### EXERCISE PROMPT
Among the lines below, list those containing the string "قائد".

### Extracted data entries
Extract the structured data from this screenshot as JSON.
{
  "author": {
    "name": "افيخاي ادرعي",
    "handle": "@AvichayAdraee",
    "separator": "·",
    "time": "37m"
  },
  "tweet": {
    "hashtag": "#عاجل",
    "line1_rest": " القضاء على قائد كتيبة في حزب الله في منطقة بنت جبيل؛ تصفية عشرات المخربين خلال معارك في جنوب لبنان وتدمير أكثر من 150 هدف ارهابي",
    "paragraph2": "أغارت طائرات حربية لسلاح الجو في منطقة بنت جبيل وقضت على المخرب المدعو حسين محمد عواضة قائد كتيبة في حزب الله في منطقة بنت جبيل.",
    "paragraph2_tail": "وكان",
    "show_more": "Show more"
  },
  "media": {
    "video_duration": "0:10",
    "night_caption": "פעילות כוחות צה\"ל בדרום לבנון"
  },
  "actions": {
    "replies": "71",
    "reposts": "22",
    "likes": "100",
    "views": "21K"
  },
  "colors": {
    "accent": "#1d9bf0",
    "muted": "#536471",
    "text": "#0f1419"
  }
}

---

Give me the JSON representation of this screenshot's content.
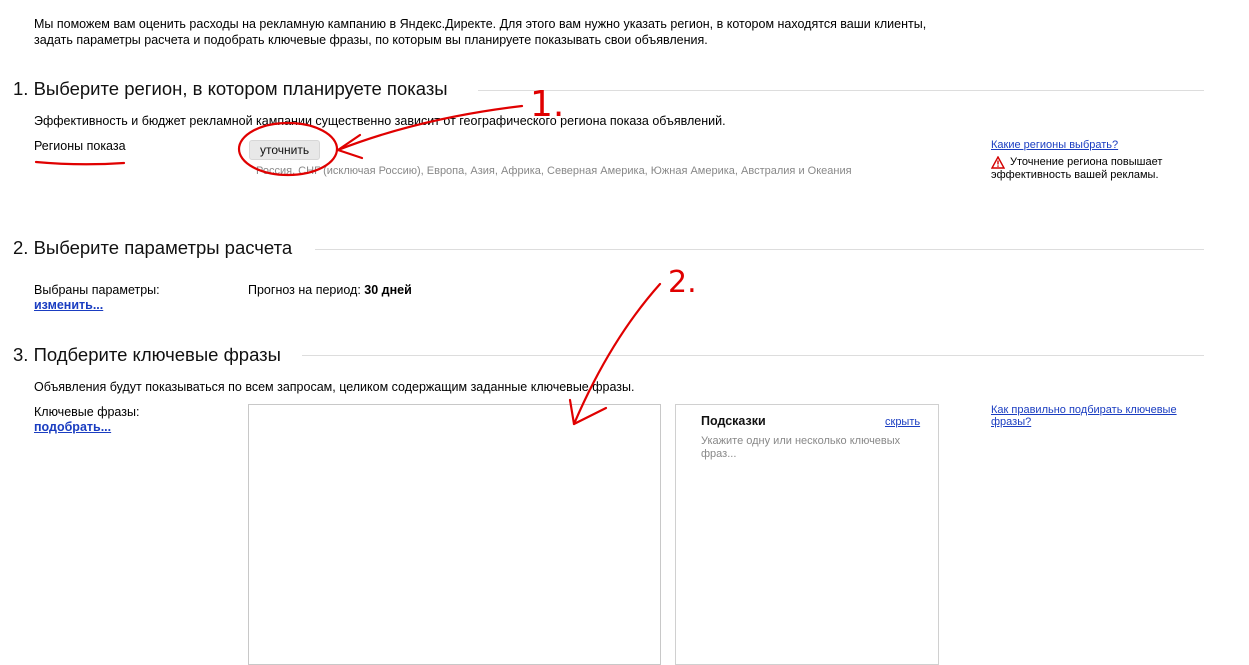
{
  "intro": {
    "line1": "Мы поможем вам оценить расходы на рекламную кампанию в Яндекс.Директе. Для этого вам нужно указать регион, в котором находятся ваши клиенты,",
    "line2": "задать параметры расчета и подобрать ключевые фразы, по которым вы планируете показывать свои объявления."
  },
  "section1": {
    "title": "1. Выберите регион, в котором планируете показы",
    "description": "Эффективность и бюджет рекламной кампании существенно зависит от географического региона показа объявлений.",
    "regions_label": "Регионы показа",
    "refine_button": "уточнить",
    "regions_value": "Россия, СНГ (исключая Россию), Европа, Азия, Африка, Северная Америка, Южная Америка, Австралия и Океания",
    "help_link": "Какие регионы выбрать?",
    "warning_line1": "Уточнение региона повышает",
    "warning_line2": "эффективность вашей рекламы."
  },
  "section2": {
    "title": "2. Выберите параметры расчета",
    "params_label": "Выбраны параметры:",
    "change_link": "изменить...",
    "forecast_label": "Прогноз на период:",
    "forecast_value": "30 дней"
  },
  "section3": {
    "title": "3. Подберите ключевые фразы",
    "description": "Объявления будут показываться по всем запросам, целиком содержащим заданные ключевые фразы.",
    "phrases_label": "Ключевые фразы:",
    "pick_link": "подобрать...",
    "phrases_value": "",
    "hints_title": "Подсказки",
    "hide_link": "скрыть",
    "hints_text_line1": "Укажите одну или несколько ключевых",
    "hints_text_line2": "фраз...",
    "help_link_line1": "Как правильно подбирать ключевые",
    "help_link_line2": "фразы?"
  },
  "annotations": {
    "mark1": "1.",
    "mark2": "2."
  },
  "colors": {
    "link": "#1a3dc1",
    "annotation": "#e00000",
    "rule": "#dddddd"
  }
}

### RESPONSE
    "line1_rest": " القضاء على قائد كتيبة في حزب الله في منطقة بنت جبيل؛ تصفية عشرات المخربين خلال معارك في جنوب لبنان وتدمير أكثر من 150 هدف ارهابي",
    "paragraph2": "أغارت طائرات حربية لسلاح الجو في منطقة بنت جبيل وقضت على المخرب المدعو حسين محمد عواضة قائد كتيبة في حزب الله في منطقة بنت جبيل.",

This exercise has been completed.